[Collected data entries]
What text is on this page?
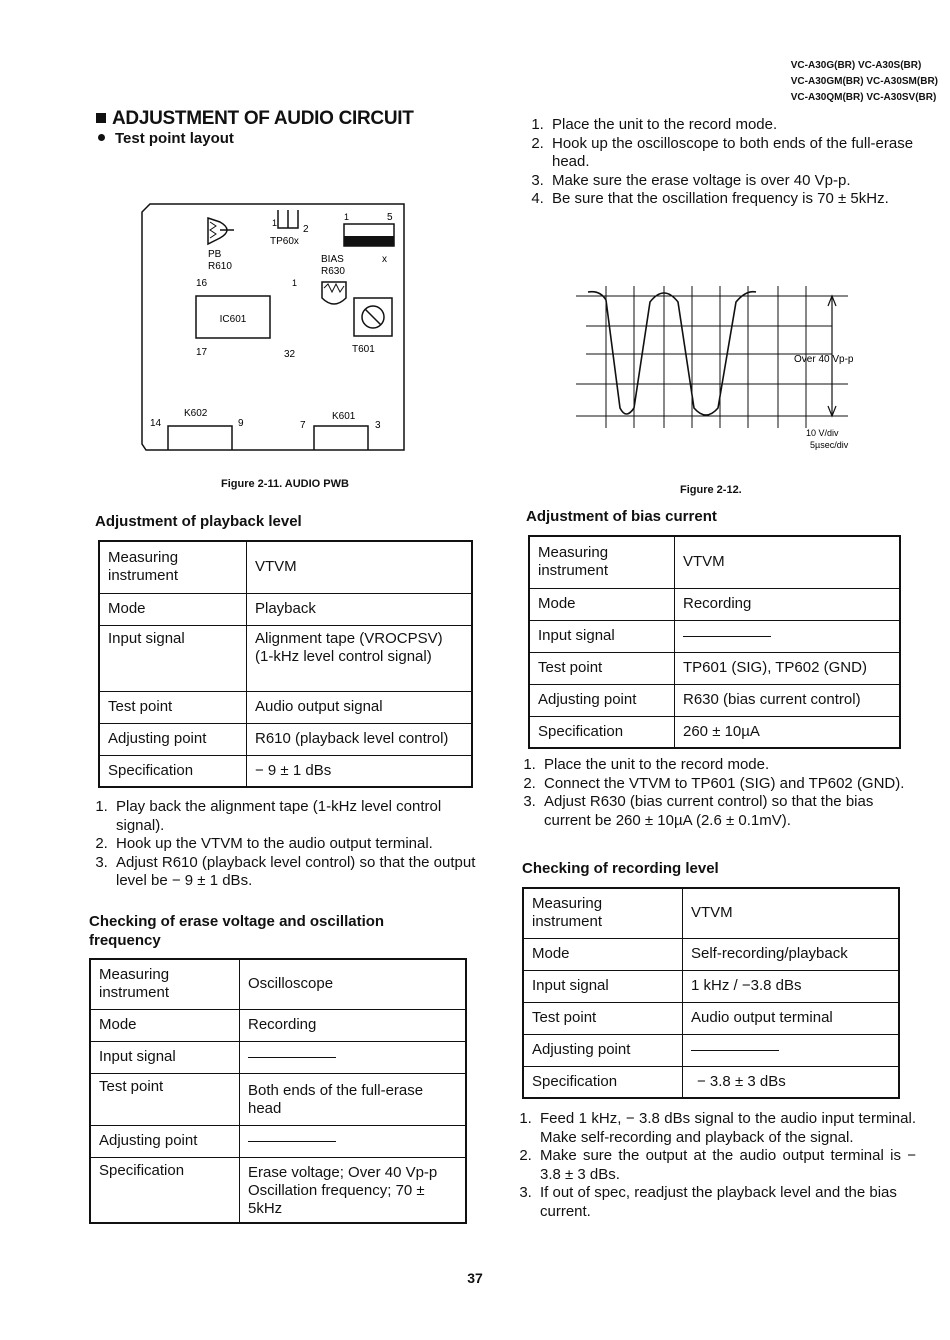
VC-A30G(BR) VC-A30S(BR)
VC-A30GM(BR) VC-A30SM(BR)
VC-A30QM(BR) VC-A30SV(BR)
ADJUSTMENT OF AUDIO CIRCUIT
Test point layout
PB
R610
1
2
TP60x
1	5
BIAS
R630
x
IC601
16	1
17	32	T601
K602
14	9
K601
7	3
Figure 2-11. AUDIO PWB
1. Place the unit to the record mode.
2. Hook up the oscilloscope to both ends of the full-erase head.
3. Make sure the erase voltage is over 40 Vp-p.
4. Be sure that the oscillation frequency is 70 ± 5kHz.
Over 40 Vp-p
10 V/div
5µsec/div
Figure 2-12.
Adjustment of playback level
Measuring instrument	VTVM
Mode	Playback
Input signal	Alignment tape (VROCPSV) (1-kHz level control signal)
Test point	Audio output signal
Adjusting point	R610 (playback level control)
Specification	− 9 ± 1 dBs
1. Play back the alignment tape (1-kHz level control signal).
2. Hook up the VTVM to the audio output terminal.
3. Adjust R610 (playback level control) so that the output level be − 9 ± 1 dBs.
Checking of erase voltage and oscillation frequency
Measuring instrument	Oscilloscope
Mode	Recording
Input signal	
Test point	Both ends of the full-erase head
Adjusting point	
Specification	Erase voltage; Over 40 Vp-p Oscillation frequency; 70 ± 5kHz
Adjustment of bias current
Measuring instrument	VTVM
Mode	Recording
Input signal	
Test point	TP601 (SIG), TP602 (GND)
Adjusting point	R630 (bias current control)
Specification	260 ± 10µA
1. Place the unit to the record mode.
2. Connect the VTVM to TP601 (SIG) and TP602 (GND).
3. Adjust R630 (bias current control) so that the bias current be 260 ± 10µA (2.6 ± 0.1mV).
Checking of recording level
Measuring instrument	VTVM
Mode	Self-recording/playback
Input signal	1 kHz / −3.8 dBs
Test point	Audio output terminal
Adjusting point	
Specification	− 3.8 ± 3 dBs
1. Feed 1 kHz, − 3.8 dBs signal to the audio input terminal. Make self-recording and playback of the signal.
2. Make sure the output at the audio output terminal is − 3.8 ± 3 dBs.
3. If out of spec, readjust the playback level and the bias current.
37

Problem to solve: From the listing above, return each line with the word "output".

Task solution:
Test point	Audio output signal
2. Hook up the VTVM to the audio output terminal.
3. Adjust R610 (playback level control) so that the output level be − 9 ± 1 dBs.
Test point	Audio output terminal
2. Make sure the output at the audio output terminal is − 3.8 ± 3 dBs.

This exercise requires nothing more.